Locate every line in the records below that holds the word "text" and return each one.
start Entries shown
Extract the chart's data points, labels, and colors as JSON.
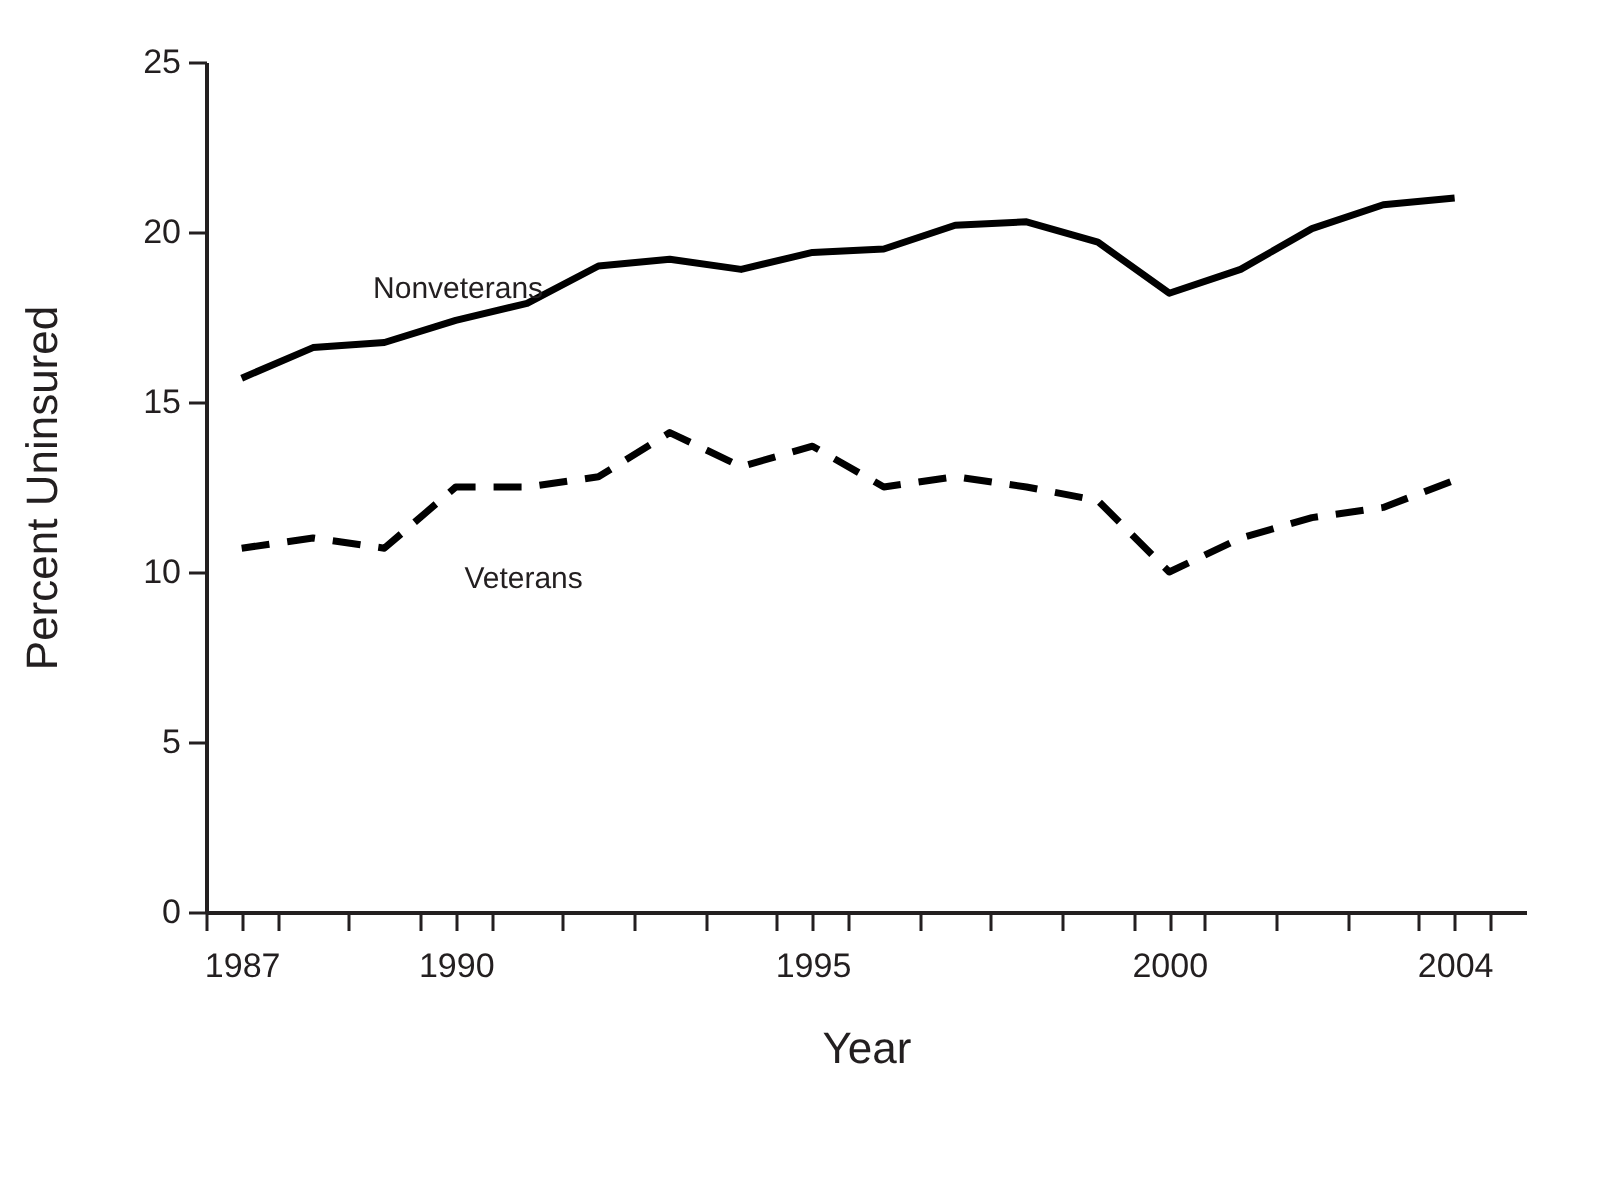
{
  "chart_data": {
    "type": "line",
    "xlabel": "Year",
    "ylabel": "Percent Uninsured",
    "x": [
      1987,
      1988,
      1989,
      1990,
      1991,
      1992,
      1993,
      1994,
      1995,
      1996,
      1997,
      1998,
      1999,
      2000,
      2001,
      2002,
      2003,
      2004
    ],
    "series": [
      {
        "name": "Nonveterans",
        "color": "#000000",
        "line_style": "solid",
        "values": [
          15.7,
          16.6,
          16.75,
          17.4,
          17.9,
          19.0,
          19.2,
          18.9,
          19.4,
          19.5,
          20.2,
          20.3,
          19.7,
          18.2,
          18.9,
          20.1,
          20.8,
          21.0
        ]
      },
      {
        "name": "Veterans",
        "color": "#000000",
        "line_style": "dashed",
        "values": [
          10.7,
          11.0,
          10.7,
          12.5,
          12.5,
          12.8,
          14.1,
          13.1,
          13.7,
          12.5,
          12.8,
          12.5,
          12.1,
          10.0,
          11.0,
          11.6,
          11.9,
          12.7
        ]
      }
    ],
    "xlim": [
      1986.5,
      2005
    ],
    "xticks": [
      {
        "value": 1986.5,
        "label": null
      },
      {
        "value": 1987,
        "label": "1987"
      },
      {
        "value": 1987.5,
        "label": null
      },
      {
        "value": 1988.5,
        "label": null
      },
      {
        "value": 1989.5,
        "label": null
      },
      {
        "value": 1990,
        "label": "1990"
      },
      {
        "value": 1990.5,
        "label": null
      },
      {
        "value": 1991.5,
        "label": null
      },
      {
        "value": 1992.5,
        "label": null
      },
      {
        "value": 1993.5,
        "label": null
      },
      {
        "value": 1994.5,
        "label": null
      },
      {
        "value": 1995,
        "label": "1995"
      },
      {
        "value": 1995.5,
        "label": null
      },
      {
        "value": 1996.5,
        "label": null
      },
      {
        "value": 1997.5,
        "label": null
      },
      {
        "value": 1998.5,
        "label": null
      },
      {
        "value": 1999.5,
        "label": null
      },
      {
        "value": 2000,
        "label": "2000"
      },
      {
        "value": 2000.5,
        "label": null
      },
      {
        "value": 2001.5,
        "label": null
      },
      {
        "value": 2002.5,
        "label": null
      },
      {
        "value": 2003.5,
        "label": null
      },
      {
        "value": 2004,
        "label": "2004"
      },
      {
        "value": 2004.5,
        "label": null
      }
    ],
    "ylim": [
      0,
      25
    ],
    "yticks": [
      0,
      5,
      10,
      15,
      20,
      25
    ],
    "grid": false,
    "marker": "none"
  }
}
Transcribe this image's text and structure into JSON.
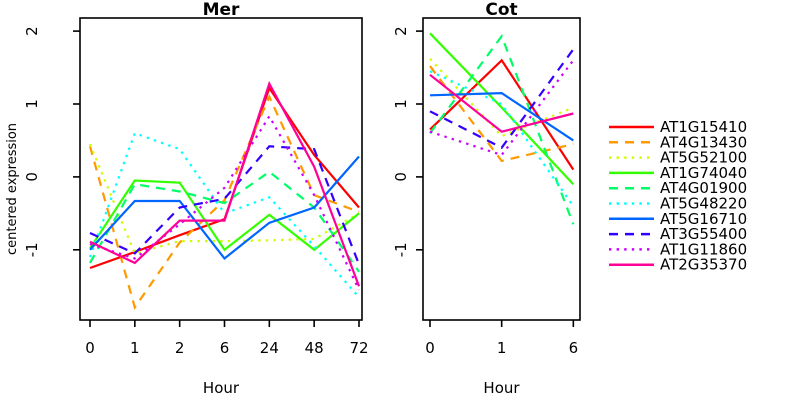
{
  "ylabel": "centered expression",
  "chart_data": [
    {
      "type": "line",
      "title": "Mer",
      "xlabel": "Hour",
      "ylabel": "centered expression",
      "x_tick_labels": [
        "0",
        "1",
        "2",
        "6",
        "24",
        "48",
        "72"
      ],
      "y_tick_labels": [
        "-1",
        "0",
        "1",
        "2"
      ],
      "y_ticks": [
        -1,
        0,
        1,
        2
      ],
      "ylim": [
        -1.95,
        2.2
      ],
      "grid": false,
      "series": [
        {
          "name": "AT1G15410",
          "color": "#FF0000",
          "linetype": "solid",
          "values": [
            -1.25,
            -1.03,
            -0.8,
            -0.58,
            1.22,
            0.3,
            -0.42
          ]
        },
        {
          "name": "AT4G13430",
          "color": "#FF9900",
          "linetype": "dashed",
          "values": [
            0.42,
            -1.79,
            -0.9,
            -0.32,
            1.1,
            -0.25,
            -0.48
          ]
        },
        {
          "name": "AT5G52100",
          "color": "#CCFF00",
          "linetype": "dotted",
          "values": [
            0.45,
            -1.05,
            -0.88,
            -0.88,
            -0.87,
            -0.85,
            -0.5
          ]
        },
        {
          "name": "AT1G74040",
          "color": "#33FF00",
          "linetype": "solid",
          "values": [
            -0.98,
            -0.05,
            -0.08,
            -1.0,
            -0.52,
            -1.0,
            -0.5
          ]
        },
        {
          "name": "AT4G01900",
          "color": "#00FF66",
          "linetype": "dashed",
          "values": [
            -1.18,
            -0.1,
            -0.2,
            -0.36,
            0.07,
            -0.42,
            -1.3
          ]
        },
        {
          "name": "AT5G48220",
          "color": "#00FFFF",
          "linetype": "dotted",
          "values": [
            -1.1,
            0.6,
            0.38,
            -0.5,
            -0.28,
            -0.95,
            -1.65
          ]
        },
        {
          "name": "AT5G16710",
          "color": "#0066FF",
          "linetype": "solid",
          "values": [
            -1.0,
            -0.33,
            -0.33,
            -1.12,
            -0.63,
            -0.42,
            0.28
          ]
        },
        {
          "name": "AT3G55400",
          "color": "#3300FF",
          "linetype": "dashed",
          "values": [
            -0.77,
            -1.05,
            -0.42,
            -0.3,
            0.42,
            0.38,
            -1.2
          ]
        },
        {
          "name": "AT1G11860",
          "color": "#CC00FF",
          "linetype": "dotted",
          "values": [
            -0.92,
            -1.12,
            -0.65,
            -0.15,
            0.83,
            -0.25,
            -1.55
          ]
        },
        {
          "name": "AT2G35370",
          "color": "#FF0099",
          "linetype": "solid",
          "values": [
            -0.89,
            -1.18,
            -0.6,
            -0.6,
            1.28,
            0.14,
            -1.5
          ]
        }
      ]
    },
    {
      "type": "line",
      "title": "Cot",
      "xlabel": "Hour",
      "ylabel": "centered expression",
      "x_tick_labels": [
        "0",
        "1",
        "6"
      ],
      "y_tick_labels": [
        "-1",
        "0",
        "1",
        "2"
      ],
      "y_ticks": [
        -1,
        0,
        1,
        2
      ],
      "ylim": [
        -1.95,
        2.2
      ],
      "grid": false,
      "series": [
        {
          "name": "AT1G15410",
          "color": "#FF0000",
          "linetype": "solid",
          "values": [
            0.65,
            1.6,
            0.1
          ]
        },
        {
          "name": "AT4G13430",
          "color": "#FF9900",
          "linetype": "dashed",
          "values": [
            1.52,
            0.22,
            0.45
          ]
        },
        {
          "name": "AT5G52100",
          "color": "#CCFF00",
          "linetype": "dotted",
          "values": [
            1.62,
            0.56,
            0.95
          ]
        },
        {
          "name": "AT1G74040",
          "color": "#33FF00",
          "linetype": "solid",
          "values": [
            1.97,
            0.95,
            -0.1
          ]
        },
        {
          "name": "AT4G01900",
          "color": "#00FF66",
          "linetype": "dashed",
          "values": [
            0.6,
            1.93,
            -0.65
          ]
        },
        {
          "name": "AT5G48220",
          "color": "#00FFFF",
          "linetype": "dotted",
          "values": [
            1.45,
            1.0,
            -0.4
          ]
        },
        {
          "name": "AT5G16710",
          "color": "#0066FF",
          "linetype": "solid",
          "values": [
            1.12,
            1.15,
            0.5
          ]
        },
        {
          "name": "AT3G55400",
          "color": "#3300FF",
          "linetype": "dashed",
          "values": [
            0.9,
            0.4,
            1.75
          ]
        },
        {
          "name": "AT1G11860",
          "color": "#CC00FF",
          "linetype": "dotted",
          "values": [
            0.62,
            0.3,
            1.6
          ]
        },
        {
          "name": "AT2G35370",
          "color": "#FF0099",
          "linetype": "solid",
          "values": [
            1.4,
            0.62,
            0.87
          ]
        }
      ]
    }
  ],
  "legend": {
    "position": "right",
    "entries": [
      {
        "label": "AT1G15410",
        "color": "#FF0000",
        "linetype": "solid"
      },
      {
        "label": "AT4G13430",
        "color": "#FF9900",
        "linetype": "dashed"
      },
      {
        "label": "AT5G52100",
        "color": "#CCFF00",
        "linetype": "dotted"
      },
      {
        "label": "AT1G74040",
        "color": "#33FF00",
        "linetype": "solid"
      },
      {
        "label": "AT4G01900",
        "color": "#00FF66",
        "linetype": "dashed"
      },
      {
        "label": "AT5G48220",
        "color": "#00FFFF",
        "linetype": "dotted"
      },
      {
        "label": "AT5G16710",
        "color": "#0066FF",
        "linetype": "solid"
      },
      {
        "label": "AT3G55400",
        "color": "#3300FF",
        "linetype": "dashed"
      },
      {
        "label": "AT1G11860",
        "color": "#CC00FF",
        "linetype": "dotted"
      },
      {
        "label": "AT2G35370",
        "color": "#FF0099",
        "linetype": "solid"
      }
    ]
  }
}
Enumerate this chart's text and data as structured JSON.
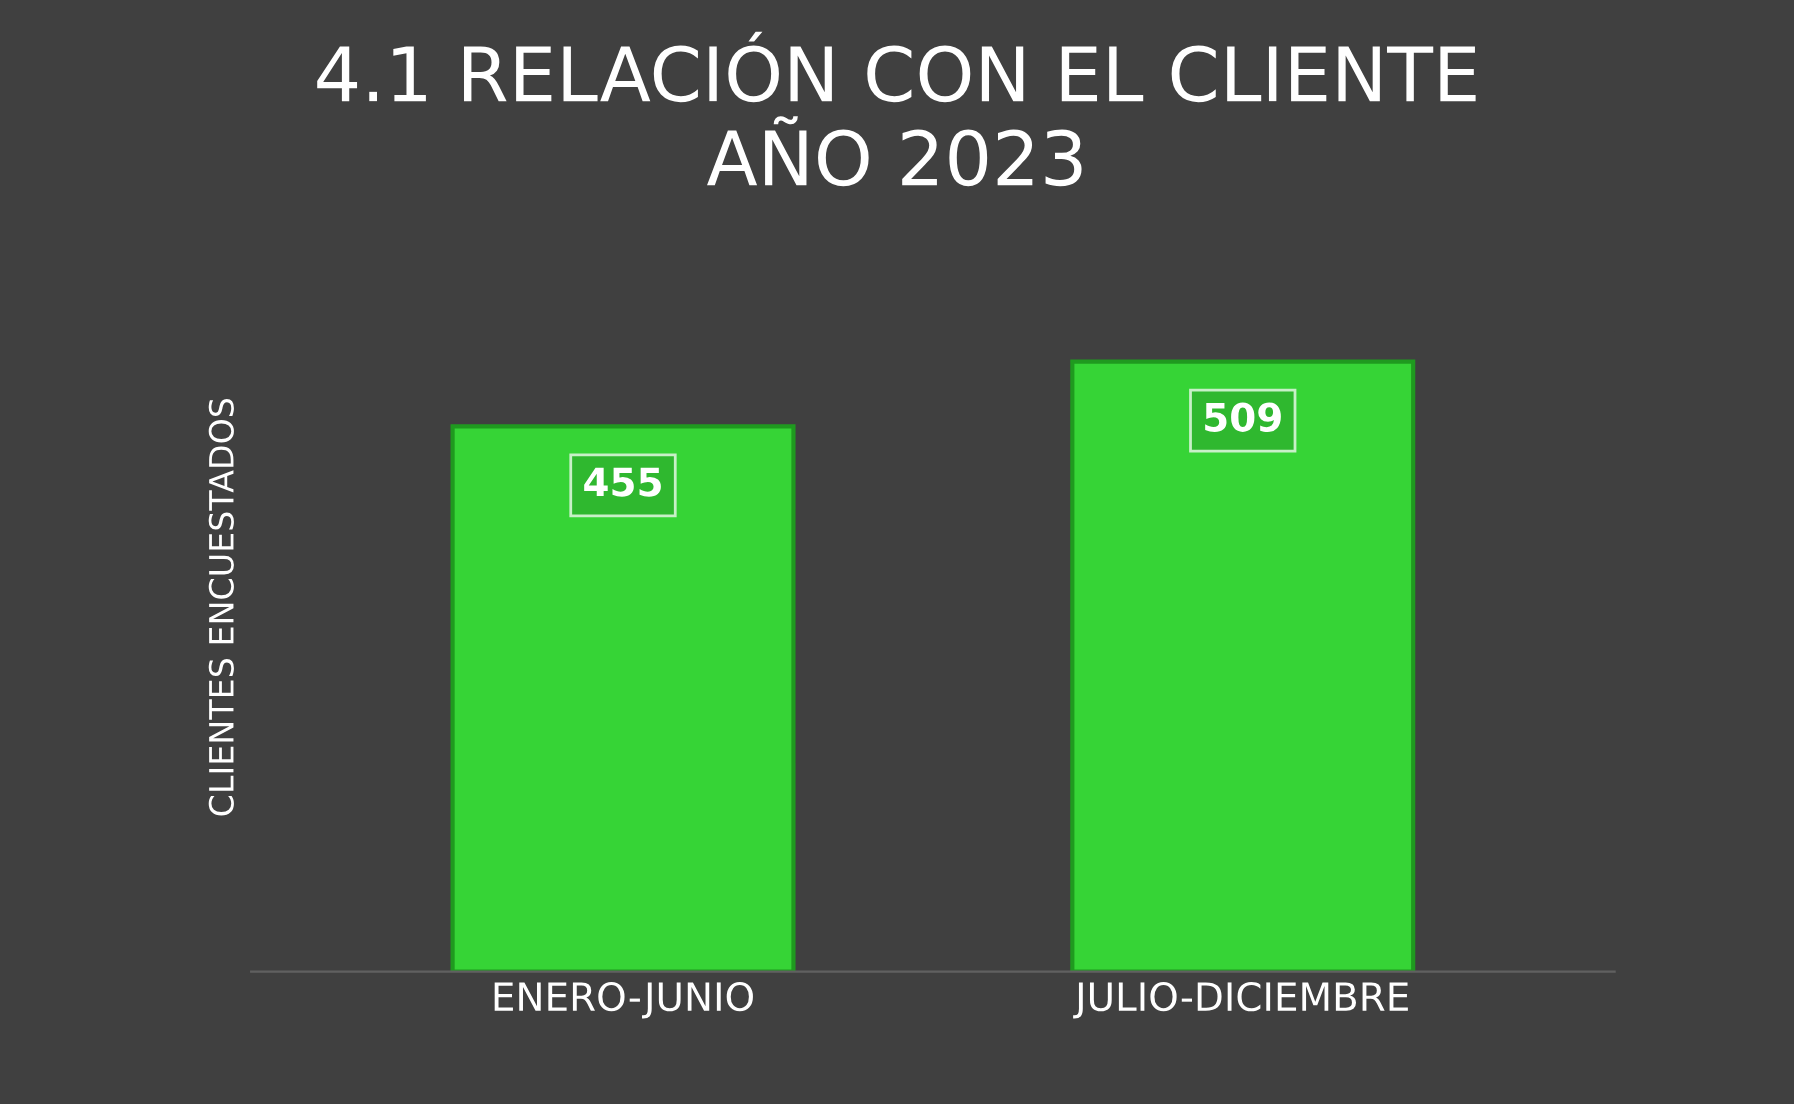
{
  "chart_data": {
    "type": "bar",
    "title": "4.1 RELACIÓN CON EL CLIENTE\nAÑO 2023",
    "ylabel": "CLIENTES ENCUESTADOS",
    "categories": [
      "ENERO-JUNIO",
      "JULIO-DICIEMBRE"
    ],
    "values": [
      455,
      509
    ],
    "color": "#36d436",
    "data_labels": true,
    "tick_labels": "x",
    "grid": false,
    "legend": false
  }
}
end Entries shown
> _Task answer_
Transcribe this image's text and structure into JSON.
Enumerate this chart's text and data as structured JSON.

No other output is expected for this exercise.